+++ Source document +++

Photo courtesy of Nissan North America

You put the pedal down. A confident growl busts out the back end. The wheels may squeal, and you might too. It's not all about the power, though it has plenty. The 2021 Nissan GT-R delivers the type of drive experience that you're never going to get from an electric vehicle - and it's magnificent.

Godzilla has been in production since 2007 with nips and tucks and add-ons here and there along the way. It's not as sleek or stylish as the Audi E-Tron GT or even Audi's R8. There's no giant wing out back à la McLaren and certainly nothing Italian about it. The GT-R is it's own man.

Even areas of the country that are supercar-heavy, aren't heavy with GT-Rs. A Ferrari or Lamborghini is a bigger status symbol for adoring eyes. It's the real drivers out there who know that a GT-R is perhaps the better investment for someone who wants a supercar to drive, not just to be seen in. Its unique looks are subtle but properly athletic.

2021 Nissan GT-R Premium The car is capable as a daily driver but it can also push the limits during a track day.Photo courtesy of Nissan North America

2021 Nissan GT-R Premium

The reason for that starts but doesn't end with Nissan's 3.8-liter twin-turbo V6. It rests below the hood, not behind your ears, and delivers 565 horsepower and 467 pound-feet of torque creating a visceral acceleration experience. It's enough to satisfy you, bring a smile to your face, impress those around you, and make you realize that Godzilla really is a beast.

The six-speed dual-clutch transmission in the GT-R Premium ($113,540 base price) manages the power nicely and shifts relatively smoothly - it's no Ford 10-speed automatic and that's okay. If you want a GT-R with a manual transmission, you'll have to upgrade to the NISMO model. Don't "save the manuals" me. So few people are buying them that they're becoming extinct despite your bumper sticker saying and hashtag. Most supercars don't have them. Nissan is just simply following an industry trend and the DCT is perfectly fine for drivers not spending the majority of their time on a track.

All wheel drive is standard on the model, meaning that the GT-R sticks to the road as you put it through its paces. That also means that you don't need to head home every time there's rainfall or snow in the forecast, and you can take corners a little faster than the local constabulary may prefer.

+++

» **Task goal**: For each of the following statements, answer yes or no on whether it agrees with the review of the 2021 Nissan GT-R, and quote the words of the review that decide it. 1. The GT-R Premium uses a six-speed dual-clutch transmission. 2. A manual transmission can be had on the GT-R Premium. 3. The engine of the GT-R sits behind the driver.

+++ Extracted information +++

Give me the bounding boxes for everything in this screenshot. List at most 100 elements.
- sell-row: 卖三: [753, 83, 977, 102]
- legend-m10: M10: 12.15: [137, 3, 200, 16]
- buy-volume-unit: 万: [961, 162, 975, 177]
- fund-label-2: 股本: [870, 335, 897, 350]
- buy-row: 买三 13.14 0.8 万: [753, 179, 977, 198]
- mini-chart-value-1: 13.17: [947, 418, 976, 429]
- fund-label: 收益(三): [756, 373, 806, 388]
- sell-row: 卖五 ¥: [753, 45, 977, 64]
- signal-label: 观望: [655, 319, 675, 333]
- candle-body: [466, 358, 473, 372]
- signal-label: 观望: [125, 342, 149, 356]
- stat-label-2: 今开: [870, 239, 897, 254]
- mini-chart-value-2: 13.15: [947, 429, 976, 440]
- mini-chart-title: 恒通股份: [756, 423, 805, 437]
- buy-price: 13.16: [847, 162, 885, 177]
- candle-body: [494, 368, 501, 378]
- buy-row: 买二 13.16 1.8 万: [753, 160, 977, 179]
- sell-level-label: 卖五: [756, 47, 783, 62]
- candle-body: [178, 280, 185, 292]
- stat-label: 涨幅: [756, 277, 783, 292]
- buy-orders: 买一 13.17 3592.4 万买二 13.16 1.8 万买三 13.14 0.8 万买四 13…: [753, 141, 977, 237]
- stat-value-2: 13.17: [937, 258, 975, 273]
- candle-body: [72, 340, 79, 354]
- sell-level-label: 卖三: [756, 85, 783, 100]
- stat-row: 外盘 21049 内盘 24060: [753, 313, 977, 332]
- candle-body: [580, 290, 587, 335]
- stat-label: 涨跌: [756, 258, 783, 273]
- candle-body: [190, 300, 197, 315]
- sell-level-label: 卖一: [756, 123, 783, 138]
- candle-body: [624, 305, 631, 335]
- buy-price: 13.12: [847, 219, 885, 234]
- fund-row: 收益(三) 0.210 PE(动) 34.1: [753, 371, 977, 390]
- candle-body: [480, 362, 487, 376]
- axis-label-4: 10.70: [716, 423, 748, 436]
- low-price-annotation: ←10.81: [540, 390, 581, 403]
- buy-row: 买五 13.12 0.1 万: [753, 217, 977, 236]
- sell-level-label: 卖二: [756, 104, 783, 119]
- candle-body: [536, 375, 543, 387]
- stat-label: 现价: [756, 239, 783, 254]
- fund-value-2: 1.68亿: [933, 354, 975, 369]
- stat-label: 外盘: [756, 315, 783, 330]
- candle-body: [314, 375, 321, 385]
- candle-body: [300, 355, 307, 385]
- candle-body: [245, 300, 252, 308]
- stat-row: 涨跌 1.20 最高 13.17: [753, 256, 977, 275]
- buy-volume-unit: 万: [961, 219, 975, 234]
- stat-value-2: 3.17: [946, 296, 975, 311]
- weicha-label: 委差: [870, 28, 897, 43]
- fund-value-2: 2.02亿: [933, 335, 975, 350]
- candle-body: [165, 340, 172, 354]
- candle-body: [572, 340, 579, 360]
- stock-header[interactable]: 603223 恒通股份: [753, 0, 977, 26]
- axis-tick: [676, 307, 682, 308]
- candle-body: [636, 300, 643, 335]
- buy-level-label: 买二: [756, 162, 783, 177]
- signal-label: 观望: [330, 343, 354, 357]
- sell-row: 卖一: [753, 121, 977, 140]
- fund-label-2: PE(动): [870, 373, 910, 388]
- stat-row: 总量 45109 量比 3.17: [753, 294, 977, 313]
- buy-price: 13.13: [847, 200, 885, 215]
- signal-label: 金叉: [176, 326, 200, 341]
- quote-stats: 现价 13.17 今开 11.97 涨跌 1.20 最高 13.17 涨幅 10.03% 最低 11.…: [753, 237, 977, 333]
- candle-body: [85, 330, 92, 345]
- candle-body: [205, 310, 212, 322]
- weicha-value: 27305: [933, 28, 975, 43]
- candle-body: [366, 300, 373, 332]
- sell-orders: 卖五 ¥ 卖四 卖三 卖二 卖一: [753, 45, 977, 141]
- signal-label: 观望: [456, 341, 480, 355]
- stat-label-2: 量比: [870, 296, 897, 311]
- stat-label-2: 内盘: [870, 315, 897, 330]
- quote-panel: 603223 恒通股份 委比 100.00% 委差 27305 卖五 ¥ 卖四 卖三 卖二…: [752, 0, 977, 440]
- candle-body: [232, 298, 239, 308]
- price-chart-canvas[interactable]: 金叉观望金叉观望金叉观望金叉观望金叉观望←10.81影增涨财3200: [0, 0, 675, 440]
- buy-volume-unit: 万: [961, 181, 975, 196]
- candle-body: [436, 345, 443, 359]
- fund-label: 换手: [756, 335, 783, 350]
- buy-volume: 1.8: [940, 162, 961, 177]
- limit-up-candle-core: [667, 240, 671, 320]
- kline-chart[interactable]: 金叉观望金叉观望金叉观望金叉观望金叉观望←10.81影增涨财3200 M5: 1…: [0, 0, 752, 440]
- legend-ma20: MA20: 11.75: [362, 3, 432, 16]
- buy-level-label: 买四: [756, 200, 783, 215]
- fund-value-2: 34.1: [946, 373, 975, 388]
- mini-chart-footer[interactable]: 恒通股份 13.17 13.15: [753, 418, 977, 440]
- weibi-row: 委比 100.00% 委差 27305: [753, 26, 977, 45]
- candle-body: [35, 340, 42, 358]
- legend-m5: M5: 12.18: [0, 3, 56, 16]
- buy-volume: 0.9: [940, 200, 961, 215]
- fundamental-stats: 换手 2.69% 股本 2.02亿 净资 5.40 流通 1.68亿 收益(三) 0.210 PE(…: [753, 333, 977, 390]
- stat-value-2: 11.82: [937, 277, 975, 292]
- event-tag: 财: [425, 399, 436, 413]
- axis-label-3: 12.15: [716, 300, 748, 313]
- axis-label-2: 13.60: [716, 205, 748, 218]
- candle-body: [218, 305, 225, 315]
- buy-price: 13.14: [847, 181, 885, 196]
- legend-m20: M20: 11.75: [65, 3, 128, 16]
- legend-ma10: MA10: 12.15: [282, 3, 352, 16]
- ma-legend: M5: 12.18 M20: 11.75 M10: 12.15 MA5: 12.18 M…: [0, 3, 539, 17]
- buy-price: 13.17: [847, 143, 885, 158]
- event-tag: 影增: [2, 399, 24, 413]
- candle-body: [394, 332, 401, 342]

+++

» **Response**:
1. Yes: "The six-speed dual-clutch transmission in the GT-R Premium ($113,540 base price) manages the power nicely"
2. No: "If you want a GT-R with a manual transmission, you'll have to upgrade to the NISMO model."
3. No: "It rests below the hood, not behind your ears"